What needs to be done:
Please extract the part of the records that opens with the line containing "y-tick-label: 100 — [85, 600, 116, 647]" and closes with the line containing "x-axis: 2015 2016", and repeat those lines exactly, including both ends.

Items:
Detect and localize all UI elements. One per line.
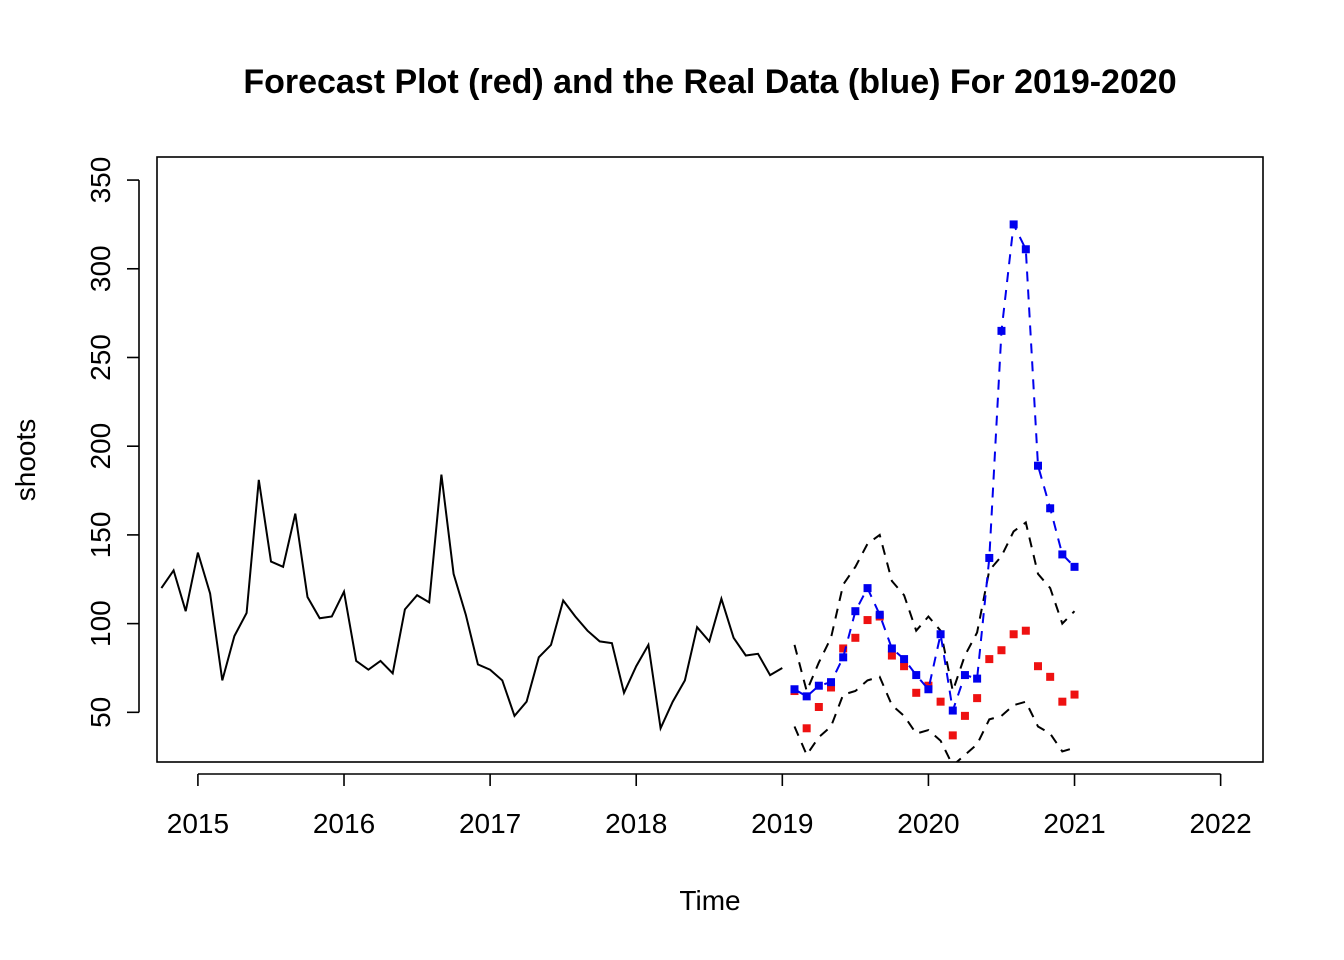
y-tick-label: 100 — [85, 600, 116, 647]
forecast-point — [900, 662, 909, 671]
y-tick-label: 350 — [85, 157, 116, 204]
forecast-point — [887, 651, 896, 660]
real-data-point — [790, 685, 799, 694]
forecast-point — [839, 644, 848, 653]
forecast-point — [814, 703, 823, 711]
x-axis-label: Time — [679, 885, 740, 916]
x-tick-label: 2020 — [897, 808, 959, 839]
real-data-point — [839, 653, 848, 662]
forecast-point — [1070, 690, 1079, 699]
real-data-point — [948, 706, 957, 715]
real-data-point — [973, 674, 982, 683]
forecast-point — [948, 731, 957, 740]
real-data-point — [887, 644, 896, 653]
forecast-point — [960, 711, 969, 720]
series-layer — [160, 220, 1079, 762]
real-data-point — [997, 326, 1006, 335]
real-data-point — [936, 630, 945, 639]
real-data-line — [793, 220, 1076, 711]
forecast-point — [1058, 697, 1067, 706]
forecast-point — [997, 646, 1006, 655]
x-tick-label: 2015 — [167, 808, 229, 839]
history-line — [160, 474, 783, 732]
forecast-point — [863, 616, 872, 625]
real-data-point — [875, 610, 884, 619]
real-data-point — [900, 655, 909, 664]
forecast-point — [1021, 626, 1030, 635]
real-data-point — [814, 681, 823, 690]
forecast-point — [1046, 672, 1055, 681]
x-tick-label: 2021 — [1043, 808, 1105, 839]
real-data-point — [1070, 562, 1079, 571]
chart-title: Forecast Plot (red) and the Real Data (b… — [243, 63, 1176, 101]
real-data-point — [960, 671, 969, 680]
upper-bound-line — [793, 520, 1076, 695]
forecast-point — [827, 683, 836, 692]
x-tick-label: 2017 — [459, 808, 521, 839]
forecast-point — [985, 655, 994, 664]
forecast-point — [802, 724, 811, 733]
forecast-point — [1009, 630, 1018, 639]
forecast-point — [936, 697, 945, 706]
x-tick-label: 2022 — [1189, 808, 1251, 839]
real-data-point — [851, 607, 860, 616]
real-data-point — [985, 553, 994, 562]
x-axis: 2015 2016 2017 2018 2019 2020 2021 2022 — [167, 773, 1252, 839]
y-axis: 50 100 150 200 250 300 350 — [85, 157, 140, 728]
x-tick-label: 2016 — [313, 808, 375, 839]
real-data-point — [1058, 550, 1067, 559]
x-tick-label: 2019 — [751, 808, 813, 839]
real-data-point — [802, 692, 811, 701]
real-data-point — [1033, 461, 1042, 470]
forecast-point — [912, 688, 921, 697]
plot-frame — [156, 156, 1264, 763]
y-tick-label: 250 — [85, 334, 116, 381]
y-tick-label: 50 — [85, 697, 116, 728]
y-axis-label: shoots — [10, 419, 41, 502]
lower-bound-line — [793, 675, 1075, 762]
real-data-point — [863, 584, 872, 593]
forecast-point — [1033, 662, 1042, 671]
real-data-point — [827, 678, 836, 687]
y-tick-label: 300 — [85, 245, 116, 292]
real-data-point — [1046, 504, 1055, 513]
real-data-point — [924, 685, 933, 694]
x-tick-label: 2018 — [605, 808, 667, 839]
real-data-point — [1009, 220, 1018, 229]
real-data-point — [912, 671, 921, 680]
real-data-point — [1021, 245, 1030, 254]
y-tick-label: 200 — [85, 423, 116, 470]
forecast-point — [973, 694, 982, 703]
y-tick-label: 150 — [85, 512, 116, 559]
forecast-point — [851, 633, 860, 642]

Response:
y-tick-label: 100 — [85, 600, 116, 647]
forecast-point — [900, 662, 909, 671]
y-tick-label: 350 — [85, 157, 116, 204]
forecast-point — [887, 651, 896, 660]
real-data-point — [790, 685, 799, 694]
forecast-point — [839, 644, 848, 653]
forecast-point — [814, 703, 823, 711]
x-axis-label: Time — [679, 885, 740, 916]
x-tick-label: 2020 — [897, 808, 959, 839]
real-data-point — [839, 653, 848, 662]
forecast-point — [1070, 690, 1079, 699]
real-data-point — [948, 706, 957, 715]
real-data-point — [973, 674, 982, 683]
forecast-point — [948, 731, 957, 740]
real-data-point — [887, 644, 896, 653]
forecast-point — [960, 711, 969, 720]
series-layer — [160, 220, 1079, 762]
real-data-point — [997, 326, 1006, 335]
real-data-point — [936, 630, 945, 639]
real-data-line — [793, 220, 1076, 711]
forecast-point — [1058, 697, 1067, 706]
forecast-point — [997, 646, 1006, 655]
x-tick-label: 2015 — [167, 808, 229, 839]
history-line — [160, 474, 783, 732]
forecast-point — [863, 616, 872, 625]
real-data-point — [875, 610, 884, 619]
real-data-point — [900, 655, 909, 664]
forecast-point — [1021, 626, 1030, 635]
real-data-point — [814, 681, 823, 690]
forecast-point — [1046, 672, 1055, 681]
x-tick-label: 2021 — [1043, 808, 1105, 839]
real-data-point — [1070, 562, 1079, 571]
chart-title: Forecast Plot (red) and the Real Data (b… — [243, 63, 1176, 101]
real-data-point — [960, 671, 969, 680]
upper-bound-line — [793, 520, 1076, 695]
forecast-point — [827, 683, 836, 692]
x-tick-label: 2017 — [459, 808, 521, 839]
forecast-point — [985, 655, 994, 664]
forecast-point — [802, 724, 811, 733]
forecast-point — [1009, 630, 1018, 639]
forecast-point — [936, 697, 945, 706]
x-tick-label: 2022 — [1189, 808, 1251, 839]
real-data-point — [851, 607, 860, 616]
real-data-point — [985, 553, 994, 562]
x-axis: 2015 2016 2017 2018 2019 2020 2021 2022 — [167, 773, 1252, 839]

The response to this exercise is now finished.